Written instruction — Reproduce the records below in full and exactly, without their images.

Records provided —
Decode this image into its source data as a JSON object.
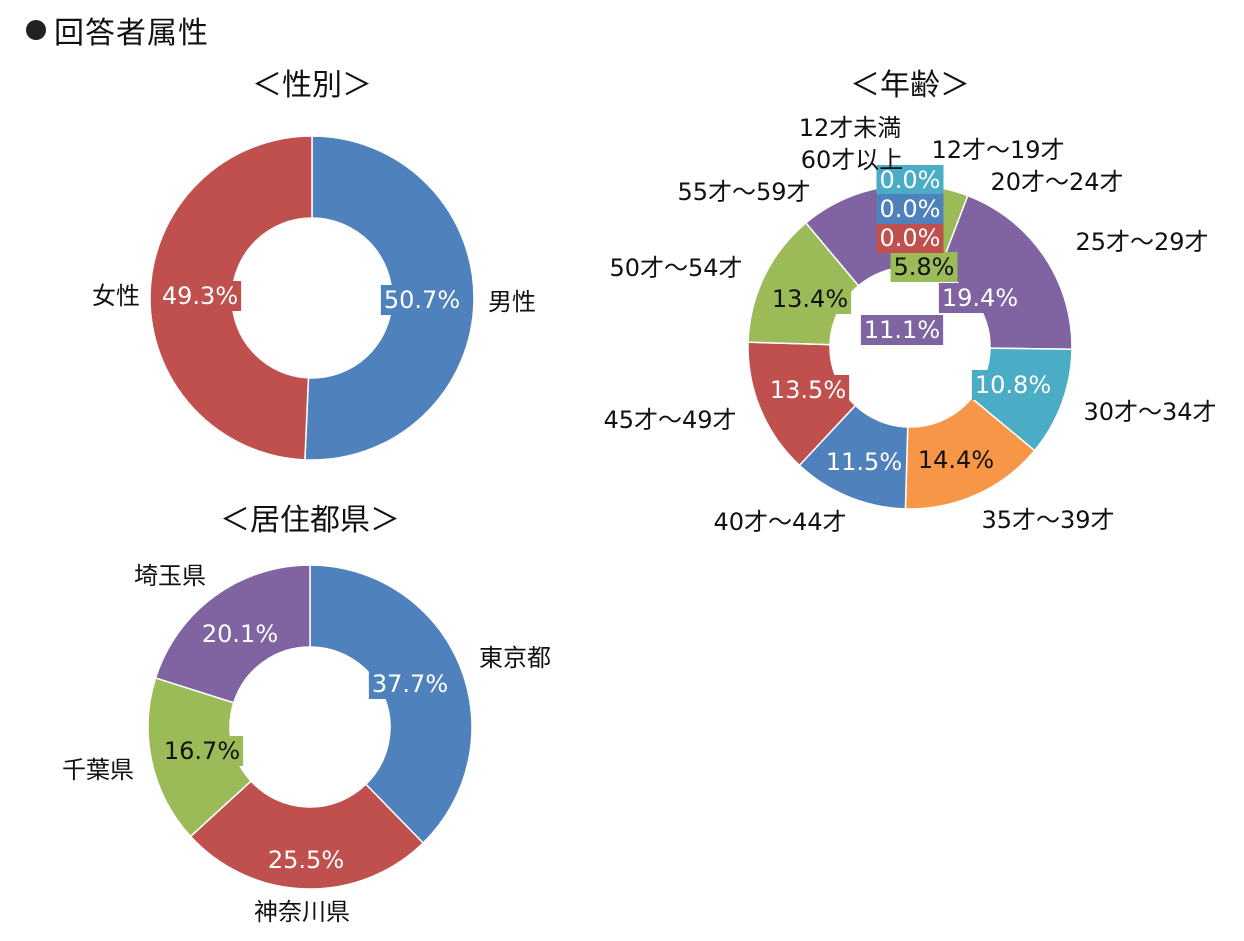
{
  "page": {
    "heading": "回答者属性"
  },
  "chart_data": [
    {
      "type": "pie",
      "title": "＜性別＞",
      "categories": [
        "男性",
        "女性"
      ],
      "values": [
        50.7,
        49.3
      ],
      "value_labels": [
        "50.7%",
        "49.3%"
      ],
      "colors": [
        "#4F81BD",
        "#C0504D"
      ],
      "label_colors": [
        "#ffffff",
        "#ffffff"
      ]
    },
    {
      "type": "pie",
      "title": "＜年齢＞",
      "categories": [
        "12才未満",
        "12才～19才",
        "20才～24才",
        "25才～29才",
        "30才～34才",
        "35才～39才",
        "40才～44才",
        "45才～49才",
        "50才～54才",
        "55才～59才",
        "60才以上"
      ],
      "values": [
        0.0,
        5.8,
        0.0,
        19.4,
        10.8,
        14.4,
        11.5,
        13.5,
        13.4,
        11.1,
        0.0
      ],
      "value_labels": [
        "0.0%",
        "5.8%",
        "0.0%",
        "19.4%",
        "10.8%",
        "14.4%",
        "11.5%",
        "13.5%",
        "13.4%",
        "11.1%",
        "0.0%"
      ],
      "colors": [
        "#4BACC6",
        "#9BBB59",
        "#C0504D",
        "#8064A2",
        "#4BACC6",
        "#F79646",
        "#4F81BD",
        "#C0504D",
        "#9BBB59",
        "#8064A2",
        "#4F81BD"
      ],
      "label_colors": [
        "#ffffff",
        "#111111",
        "#ffffff",
        "#ffffff",
        "#ffffff",
        "#111111",
        "#ffffff",
        "#ffffff",
        "#111111",
        "#ffffff",
        "#ffffff"
      ]
    },
    {
      "type": "pie",
      "title": "＜居住都県＞",
      "categories": [
        "東京都",
        "神奈川県",
        "千葉県",
        "埼玉県"
      ],
      "values": [
        37.7,
        25.5,
        16.7,
        20.1
      ],
      "value_labels": [
        "37.7%",
        "25.5%",
        "16.7%",
        "20.1%"
      ],
      "colors": [
        "#4F81BD",
        "#C0504D",
        "#9BBB59",
        "#8064A2"
      ],
      "label_colors": [
        "#ffffff",
        "#ffffff",
        "#111111",
        "#ffffff"
      ]
    }
  ]
}
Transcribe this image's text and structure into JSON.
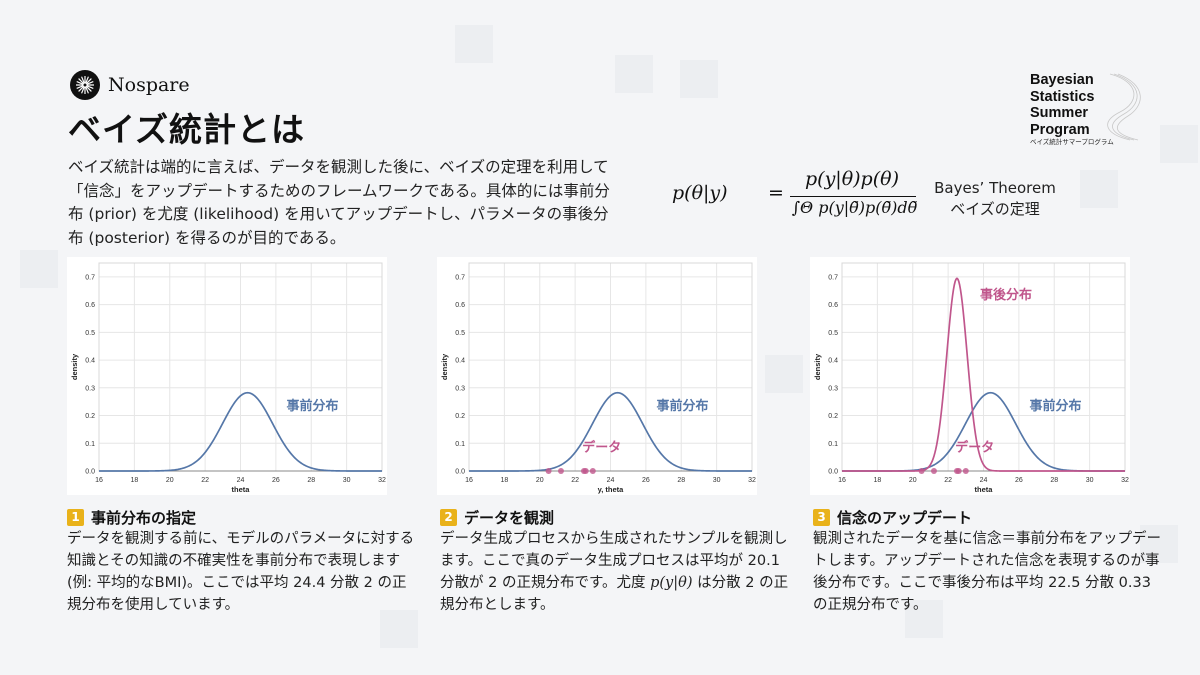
{
  "brand": {
    "name": "Nospare"
  },
  "title": "ベイズ統計とは",
  "intro": "ベイズ統計は端的に言えば、データを観測した後に、ベイズの定理を利用して「信念」をアップデートするためのフレームワークである。具体的には事前分布 (prior) を尤度 (likelihood) を用いてアップデートし、パラメータの事後分布 (posterior) を得るのが目的である。",
  "formula": {
    "lhs": "p(θ|y)",
    "eq": "=",
    "numerator": "p(y|θ)p(θ)",
    "denominator": "∫Θ p(y|θ̃)p(θ̃)dθ̃"
  },
  "theorem": {
    "en": "Bayes’ Theorem",
    "ja": "ベイズの定理"
  },
  "program": {
    "lines": [
      "Bayesian",
      "Statistics",
      "Summer",
      "Program"
    ],
    "subtitle": "ベイズ統計サマープログラム"
  },
  "colors": {
    "prior": "#5577a8",
    "data": "#c0568c",
    "posterior": "#c0568c",
    "badge": "#e9b21a"
  },
  "chart_data": [
    {
      "type": "line",
      "xlabel": "theta",
      "ylabel": "density",
      "xlim": [
        16,
        32
      ],
      "ylim": [
        0,
        0.75
      ],
      "x_ticks": [
        16,
        18,
        20,
        22,
        24,
        26,
        28,
        30,
        32
      ],
      "y_ticks": [
        0.0,
        0.1,
        0.2,
        0.3,
        0.4,
        0.5,
        0.6,
        0.7
      ],
      "grid": true,
      "series": [
        {
          "name": "事前分布",
          "dist": "normal",
          "mean": 24.4,
          "variance": 2,
          "label_at": [
            26.6,
            0.22
          ]
        }
      ],
      "data_points": null
    },
    {
      "type": "line",
      "xlabel": "y, theta",
      "ylabel": "density",
      "xlim": [
        16,
        32
      ],
      "ylim": [
        0,
        0.75
      ],
      "x_ticks": [
        16,
        18,
        20,
        22,
        24,
        26,
        28,
        30,
        32
      ],
      "y_ticks": [
        0.0,
        0.1,
        0.2,
        0.3,
        0.4,
        0.5,
        0.6,
        0.7
      ],
      "grid": true,
      "series": [
        {
          "name": "事前分布",
          "dist": "normal",
          "mean": 24.4,
          "variance": 2,
          "label_at": [
            26.6,
            0.22
          ]
        }
      ],
      "data_points": {
        "name": "データ",
        "values": [
          20.5,
          21.2,
          22.5,
          22.6,
          23.0
        ],
        "label_at": [
          22.4,
          0.07
        ]
      }
    },
    {
      "type": "line",
      "xlabel": "theta",
      "ylabel": "density",
      "xlim": [
        16,
        32
      ],
      "ylim": [
        0,
        0.75
      ],
      "x_ticks": [
        16,
        18,
        20,
        22,
        24,
        26,
        28,
        30,
        32
      ],
      "y_ticks": [
        0.0,
        0.1,
        0.2,
        0.3,
        0.4,
        0.5,
        0.6,
        0.7
      ],
      "grid": true,
      "series": [
        {
          "name": "事前分布",
          "dist": "normal",
          "mean": 24.4,
          "variance": 2,
          "label_at": [
            26.6,
            0.22
          ]
        },
        {
          "name": "事後分布",
          "dist": "normal",
          "mean": 22.5,
          "variance": 0.33,
          "label_at": [
            23.8,
            0.62
          ]
        }
      ],
      "data_points": {
        "name": "データ",
        "values": [
          20.5,
          21.2,
          22.5,
          22.6,
          23.0
        ],
        "label_at": [
          22.4,
          0.07
        ]
      }
    }
  ],
  "panels": [
    {
      "step": "1",
      "title": "事前分布の指定",
      "text": "データを観測する前に、モデルのパラメータに対する知識とその知識の不確実性を事前分布で表現します (例: 平均的なBMI)。ここでは平均 24.4 分散 2 の正規分布を使用しています。"
    },
    {
      "step": "2",
      "title": "データを観測",
      "text": "データ生成プロセスから生成されたサンプルを観測します。ここで真のデータ生成プロセスは平均が 20.1 分散が 2 の正規分布です。尤度",
      "math": "p(y|θ)",
      "text_after": "は分散 2 の正規分布とします。"
    },
    {
      "step": "3",
      "title": "信念のアップデート",
      "text": "観測されたデータを基に信念＝事前分布をアップデートします。アップデートされた信念を表現するのが事後分布です。ここで事後分布は平均 22.5 分散 0.33 の正規分布です。"
    }
  ]
}
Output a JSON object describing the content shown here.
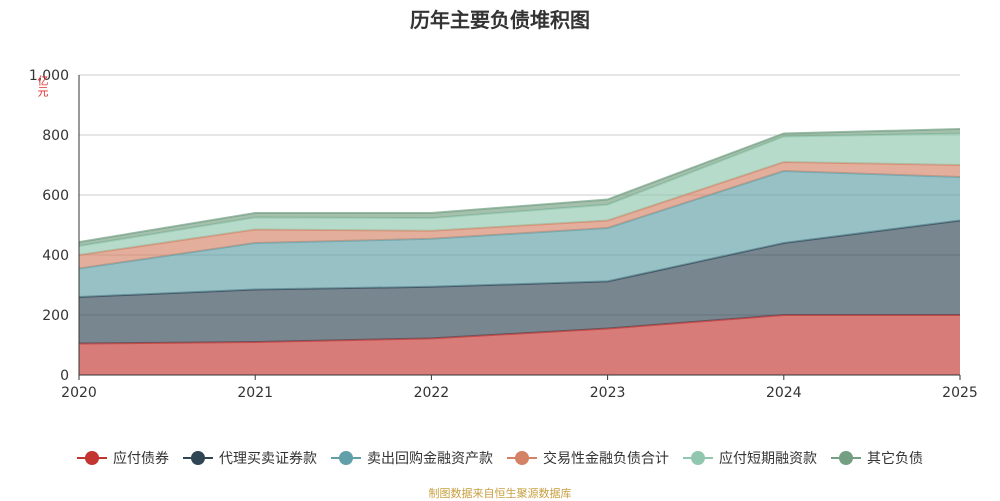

Solution for this exercise —
Decode this image into its source data as a JSON object.
{
  "page": {
    "heading": "回答者属性"
  },
  "chart_data": [
    {
      "type": "pie",
      "title": "＜性別＞",
      "categories": [
        "男性",
        "女性"
      ],
      "values": [
        50.7,
        49.3
      ],
      "value_labels": [
        "50.7%",
        "49.3%"
      ],
      "colors": [
        "#4F81BD",
        "#C0504D"
      ],
      "label_colors": [
        "#ffffff",
        "#ffffff"
      ]
    },
    {
      "type": "pie",
      "title": "＜年齢＞",
      "categories": [
        "12才未満",
        "12才～19才",
        "20才～24才",
        "25才～29才",
        "30才～34才",
        "35才～39才",
        "40才～44才",
        "45才～49才",
        "50才～54才",
        "55才～59才",
        "60才以上"
      ],
      "values": [
        0.0,
        5.8,
        0.0,
        19.4,
        10.8,
        14.4,
        11.5,
        13.5,
        13.4,
        11.1,
        0.0
      ],
      "value_labels": [
        "0.0%",
        "5.8%",
        "0.0%",
        "19.4%",
        "10.8%",
        "14.4%",
        "11.5%",
        "13.5%",
        "13.4%",
        "11.1%",
        "0.0%"
      ],
      "colors": [
        "#4BACC6",
        "#9BBB59",
        "#C0504D",
        "#8064A2",
        "#4BACC6",
        "#F79646",
        "#4F81BD",
        "#C0504D",
        "#9BBB59",
        "#8064A2",
        "#4F81BD"
      ],
      "label_colors": [
        "#ffffff",
        "#111111",
        "#ffffff",
        "#ffffff",
        "#ffffff",
        "#111111",
        "#ffffff",
        "#ffffff",
        "#111111",
        "#ffffff",
        "#ffffff"
      ]
    },
    {
      "type": "pie",
      "title": "＜居住都県＞",
      "categories": [
        "東京都",
        "神奈川県",
        "千葉県",
        "埼玉県"
      ],
      "values": [
        37.7,
        25.5,
        16.7,
        20.1
      ],
      "value_labels": [
        "37.7%",
        "25.5%",
        "16.7%",
        "20.1%"
      ],
      "colors": [
        "#4F81BD",
        "#C0504D",
        "#9BBB59",
        "#8064A2"
      ],
      "label_colors": [
        "#ffffff",
        "#ffffff",
        "#111111",
        "#ffffff"
      ]
    }
  ]
}
Transcribe this image's text and structure into JSON.
{
  "brand": {
    "name": "Nospare"
  },
  "title": "ベイズ統計とは",
  "intro": "ベイズ統計は端的に言えば、データを観測した後に、ベイズの定理を利用して「信念」をアップデートするためのフレームワークである。具体的には事前分布 (prior) を尤度 (likelihood) を用いてアップデートし、パラメータの事後分布 (posterior) を得るのが目的である。",
  "formula": {
    "lhs": "p(θ|y)",
    "eq": "=",
    "numerator": "p(y|θ)p(θ)",
    "denominator": "∫Θ p(y|θ̃)p(θ̃)dθ̃"
  },
  "theorem": {
    "en": "Bayes’ Theorem",
    "ja": "ベイズの定理"
  },
  "program": {
    "lines": [
      "Bayesian",
      "Statistics",
      "Summer",
      "Program"
    ],
    "subtitle": "ベイズ統計サマープログラム"
  },
  "colors": {
    "prior": "#5577a8",
    "data": "#c0568c",
    "posterior": "#c0568c",
    "badge": "#e9b21a"
  },
  "chart_data": [
    {
      "type": "line",
      "xlabel": "theta",
      "ylabel": "density",
      "xlim": [
        16,
        32
      ],
      "ylim": [
        0,
        0.75
      ],
      "x_ticks": [
        16,
        18,
        20,
        22,
        24,
        26,
        28,
        30,
        32
      ],
      "y_ticks": [
        0.0,
        0.1,
        0.2,
        0.3,
        0.4,
        0.5,
        0.6,
        0.7
      ],
      "grid": true,
      "series": [
        {
          "name": "事前分布",
          "dist": "normal",
          "mean": 24.4,
          "variance": 2,
          "label_at": [
            26.6,
            0.22
          ]
        }
      ],
      "data_points": null
    },
    {
      "type": "line",
      "xlabel": "y, theta",
      "ylabel": "density",
      "xlim": [
        16,
        32
      ],
      "ylim": [
        0,
        0.75
      ],
      "x_ticks": [
        16,
        18,
        20,
        22,
        24,
        26,
        28,
        30,
        32
      ],
      "y_ticks": [
        0.0,
        0.1,
        0.2,
        0.3,
        0.4,
        0.5,
        0.6,
        0.7
      ],
      "grid": true,
      "series": [
        {
          "name": "事前分布",
          "dist": "normal",
          "mean": 24.4,
          "variance": 2,
          "label_at": [
            26.6,
            0.22
          ]
        }
      ],
      "data_points": {
        "name": "データ",
        "values": [
          20.5,
          21.2,
          22.5,
          22.6,
          23.0
        ],
        "label_at": [
          22.4,
          0.07
        ]
      }
    },
    {
      "type": "line",
      "xlabel": "theta",
      "ylabel": "density",
      "xlim": [
        16,
        32
      ],
      "ylim": [
        0,
        0.75
      ],
      "x_ticks": [
        16,
        18,
        20,
        22,
        24,
        26,
        28,
        30,
        32
      ],
      "y_ticks": [
        0.0,
        0.1,
        0.2,
        0.3,
        0.4,
        0.5,
        0.6,
        0.7
      ],
      "grid": true,
      "series": [
        {
          "name": "事前分布",
          "dist": "normal",
          "mean": 24.4,
          "variance": 2,
          "label_at": [
            26.6,
            0.22
          ]
        },
        {
          "name": "事後分布",
          "dist": "normal",
          "mean": 22.5,
          "variance": 0.33,
          "label_at": [
            23.8,
            0.62
          ]
        }
      ],
      "data_points": {
        "name": "データ",
        "values": [
          20.5,
          21.2,
          22.5,
          22.6,
          23.0
        ],
        "label_at": [
          22.4,
          0.07
        ]
      }
    }
  ],
  "panels": [
    {
      "step": "1",
      "title": "事前分布の指定",
      "text": "データを観測する前に、モデルのパラメータに対する知識とその知識の不確実性を事前分布で表現します (例: 平均的なBMI)。ここでは平均 24.4 分散 2 の正規分布を使用しています。"
    },
    {
      "step": "2",
      "title": "データを観測",
      "text": "データ生成プロセスから生成されたサンプルを観測します。ここで真のデータ生成プロセスは平均が 20.1 分散が 2 の正規分布です。尤度",
      "math": "p(y|θ)",
      "text_after": "は分散 2 の正規分布とします。"
    },
    {
      "step": "3",
      "title": "信念のアップデート",
      "text": "観測されたデータを基に信念＝事前分布をアップデートします。アップデートされた信念を表現するのが事後分布です。ここで事後分布は平均 22.5 分散 0.33 の正規分布です。"
    }
  ]
}
Output a JSON object describing the content shown here.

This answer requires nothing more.